PROBLEM REQUIREMENTS
Write out the listing below without alteration, omitting its pictures.

___ PROVIDED INFORMATION

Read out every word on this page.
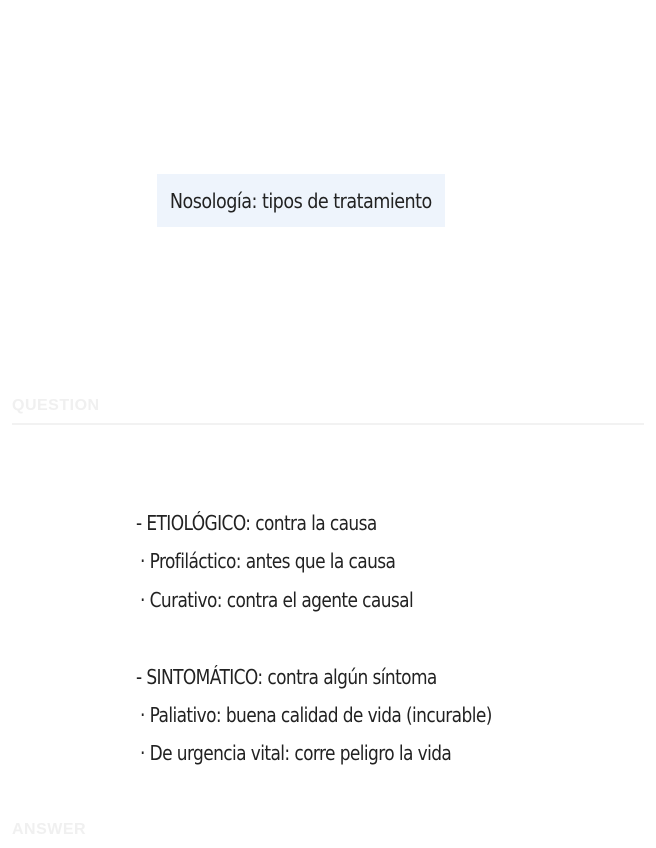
Nosología: tipos de tratamiento
QUESTION
- ETIOLÓGICO: contra la causa
· Profiláctico: antes que la causa
· Curativo: contra el agente causal
- SINTOMÁTICO: contra algún síntoma
· Paliativo: buena calidad de vida (incurable)
· De urgencia vital: corre peligro la vida
ANSWER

______

COMPLETE RESPONSE
Read out every word on this page.
Nosología: tipos de tratamiento
QUESTION
- ETIOLÓGICO: contra la causa
· Profiláctico: antes que la causa
· Curativo: contra el agente causal
- SINTOMÁTICO: contra algún síntoma
· Paliativo: buena calidad de vida (incurable)
· De urgencia vital: corre peligro la vida
ANSWER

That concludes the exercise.